TEXT TO READ
++++++++++

FIG. 2 is a view for showing a motion pattern of the motion-based
audio generating apparatus of FIG. 1 used over a 3-dimensional
space. As shown in FIG. 2, the motion-based audio generating
apparatus has motion patterns of left and right directions, up and
down directions, and clockwise and counterclockwise directions. In
order to sense the three types of motion patterns, the motion-based
audio generating apparatus includes one angular velocity or
acceleration sensor in each of x, y, and z-axis directions of a
body coordinate system thereof, respectively. The angular velocity
or acceleration sensor disposed over the x-axis senses up and down
motions of the motion-based audio generating apparatus and
accelerations of the left and right motions. The angular velocity
or acceleration sensor disposed over the y-axis senses clockwise
and counterclockwise motions of the motion-based audio generating
apparatus and accelerations of the forward and backward motions.
The angular velocity or acceleration sensor disposed over the
z-axis senses left and right motions of the motion-based audio
generating apparatus and accelerations of the up and down
motions.
Referring to FIG. 1 again, the motion pattern recognizer 20
includes an analog-to-digital converter (ADC) 22 which converts an
analog voltage signal into a digital signal and a motion patter
analyzer 24 which executes a motion pattern recognition algorithm
for the motion-based audio generating apparatus. A sensor signal
output from the sensor 10 is an analog signal corresponding to an
angular velocity or acceleration value of the motion-based audio
generating apparatus, and the ADC 22 converts the analog signal
value output from the sensor 10 into a digital sensor signal value.
The motion pattern analyzer 24 receives the digital sensor signal
value and executes the motion pattern recognition algorithm to
analyze the motion of the motion-based audio generating apparatus
using the digital sensor signal value.
The audio signal generator 30 includes a storage medium 32 which
stores the motion patterns of the motion-based audio generating
apparatus and audio signal data corresponding to each of the motion
patterns and a signal generator 34 which generates a signal
corresponding to predetermined audio signal data. When the motion
pattern analyzer 24 analyzes the motion patterns of the
motion-based audio generating apparatus, the motion pattern
analyzer 24 extracts the audio signal data corresponding to the
motion patterns of the motion-based audio generating apparatus from
the storage medium 32 and the signal generator 34 generates an
audio signal corresponding to the extracted audio signal data. The
output unit 40 receives the audio signal and outputs predetermined
audio.

++++++++++

EXERCISES TO COMPLETE
• 1. Answer these questions from the passage on the motion-based audio generating apparatus, one line each.
(a) Which component converts the analog signal from the sensor 10 into a digital sensor signal value?
(b) What does the storage medium 32 store?
(c) What does the angular velocity or acceleration sensor disposed over the y-axis sense?
• 2. Recast the paragraph of the passage on the motion-based audio generating apparatus that begins "The audio signal generator 30 includes" as a short bulleted list, keeping its main facts.

[Records showing where elements appear]
++++++++++

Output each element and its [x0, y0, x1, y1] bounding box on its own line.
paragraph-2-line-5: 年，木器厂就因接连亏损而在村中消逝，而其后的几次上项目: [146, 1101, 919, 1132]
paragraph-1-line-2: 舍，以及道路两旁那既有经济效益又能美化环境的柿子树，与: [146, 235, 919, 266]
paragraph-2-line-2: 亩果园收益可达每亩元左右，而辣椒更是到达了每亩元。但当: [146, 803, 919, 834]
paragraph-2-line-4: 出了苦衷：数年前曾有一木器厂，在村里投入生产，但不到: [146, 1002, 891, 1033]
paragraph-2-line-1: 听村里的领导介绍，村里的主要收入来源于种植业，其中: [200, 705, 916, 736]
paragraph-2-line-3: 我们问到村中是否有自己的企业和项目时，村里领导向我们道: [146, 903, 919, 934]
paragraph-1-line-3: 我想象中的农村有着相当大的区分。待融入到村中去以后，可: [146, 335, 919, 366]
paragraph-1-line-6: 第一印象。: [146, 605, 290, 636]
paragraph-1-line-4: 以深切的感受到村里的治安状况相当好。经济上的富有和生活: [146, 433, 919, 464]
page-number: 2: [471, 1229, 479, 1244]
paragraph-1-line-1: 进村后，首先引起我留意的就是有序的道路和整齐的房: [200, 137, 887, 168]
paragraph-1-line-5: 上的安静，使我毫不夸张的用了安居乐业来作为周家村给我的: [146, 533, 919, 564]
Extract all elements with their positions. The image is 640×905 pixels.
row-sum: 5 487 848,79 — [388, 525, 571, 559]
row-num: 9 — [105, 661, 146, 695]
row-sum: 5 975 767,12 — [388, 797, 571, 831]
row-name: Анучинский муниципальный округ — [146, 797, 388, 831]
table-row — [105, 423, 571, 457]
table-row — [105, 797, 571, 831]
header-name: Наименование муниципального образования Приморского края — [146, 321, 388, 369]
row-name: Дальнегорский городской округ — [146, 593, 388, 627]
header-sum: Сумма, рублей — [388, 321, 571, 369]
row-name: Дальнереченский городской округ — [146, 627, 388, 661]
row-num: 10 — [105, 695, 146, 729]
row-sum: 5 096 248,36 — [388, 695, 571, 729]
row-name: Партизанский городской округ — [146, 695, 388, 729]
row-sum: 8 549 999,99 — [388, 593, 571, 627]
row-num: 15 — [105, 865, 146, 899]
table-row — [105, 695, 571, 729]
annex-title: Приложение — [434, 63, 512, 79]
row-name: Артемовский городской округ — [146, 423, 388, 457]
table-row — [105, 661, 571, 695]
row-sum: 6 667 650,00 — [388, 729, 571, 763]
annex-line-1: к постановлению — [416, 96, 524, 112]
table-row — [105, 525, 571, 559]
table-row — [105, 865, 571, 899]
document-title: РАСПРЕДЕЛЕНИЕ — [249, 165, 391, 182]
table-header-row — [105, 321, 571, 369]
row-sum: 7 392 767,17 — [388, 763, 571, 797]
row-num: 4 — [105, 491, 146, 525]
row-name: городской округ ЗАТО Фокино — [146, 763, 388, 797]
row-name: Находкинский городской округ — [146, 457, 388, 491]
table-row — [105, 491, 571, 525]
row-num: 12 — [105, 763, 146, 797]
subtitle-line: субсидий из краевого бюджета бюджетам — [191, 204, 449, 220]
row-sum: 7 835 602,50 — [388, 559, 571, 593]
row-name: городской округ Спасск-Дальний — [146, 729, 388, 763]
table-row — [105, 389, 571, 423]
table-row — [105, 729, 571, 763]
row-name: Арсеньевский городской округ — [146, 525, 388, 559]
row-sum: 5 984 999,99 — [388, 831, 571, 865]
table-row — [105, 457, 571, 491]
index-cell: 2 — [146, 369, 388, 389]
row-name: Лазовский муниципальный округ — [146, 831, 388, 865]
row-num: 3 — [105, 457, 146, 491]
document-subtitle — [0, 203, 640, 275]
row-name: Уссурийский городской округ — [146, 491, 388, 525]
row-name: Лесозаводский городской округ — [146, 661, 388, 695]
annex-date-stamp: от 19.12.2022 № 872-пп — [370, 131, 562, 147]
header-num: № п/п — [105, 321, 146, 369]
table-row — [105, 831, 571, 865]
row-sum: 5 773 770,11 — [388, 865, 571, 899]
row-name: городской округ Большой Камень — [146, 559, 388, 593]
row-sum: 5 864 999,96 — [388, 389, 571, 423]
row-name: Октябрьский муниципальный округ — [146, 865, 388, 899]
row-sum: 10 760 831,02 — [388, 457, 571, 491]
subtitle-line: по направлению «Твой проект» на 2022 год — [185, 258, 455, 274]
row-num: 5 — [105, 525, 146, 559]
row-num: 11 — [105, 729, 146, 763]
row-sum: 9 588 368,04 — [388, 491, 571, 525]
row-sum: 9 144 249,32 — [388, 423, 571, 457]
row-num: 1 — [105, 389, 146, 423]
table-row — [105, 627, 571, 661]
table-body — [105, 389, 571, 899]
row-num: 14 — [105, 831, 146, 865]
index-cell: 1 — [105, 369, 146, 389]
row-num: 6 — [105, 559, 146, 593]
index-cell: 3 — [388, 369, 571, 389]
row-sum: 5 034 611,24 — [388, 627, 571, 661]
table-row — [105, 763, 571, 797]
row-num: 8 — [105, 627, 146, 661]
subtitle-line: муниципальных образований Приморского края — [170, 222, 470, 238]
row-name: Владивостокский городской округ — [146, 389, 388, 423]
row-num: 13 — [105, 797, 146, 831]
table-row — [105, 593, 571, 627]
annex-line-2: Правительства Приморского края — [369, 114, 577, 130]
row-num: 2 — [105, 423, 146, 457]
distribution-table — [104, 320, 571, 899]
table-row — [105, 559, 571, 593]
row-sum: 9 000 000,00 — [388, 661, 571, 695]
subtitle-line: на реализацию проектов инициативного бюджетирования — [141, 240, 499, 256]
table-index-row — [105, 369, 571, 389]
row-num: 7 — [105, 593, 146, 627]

++++++++++

RESPONSES TO THE EXERCISE
• 1.
(a) The analog-to-digital converter (ADC) 22.
(b) The motion patterns of the motion-based audio generating apparatus and the audio signal data corresponding to each of those motion patterns.
(c) Clockwise and counterclockwise motions of the apparatus and accelerations of its forward and backward motions.

• 2.
- The audio signal generator 30 contains a storage medium 32 and a signal generator 34.
- The storage medium 32 stores the apparatus's motion patterns and the audio signal data for each pattern.
- The signal generator 34 generates a signal corresponding to predetermined audio signal data.
- After the motion pattern analyzer 24 analyzes the apparatus's motion patterns, it extracts the matching audio signal data from the storage medium 32.
- The signal generator 34 then generates an audio signal from the extracted data.
- The output unit 40 receives that audio signal and outputs predetermined audio.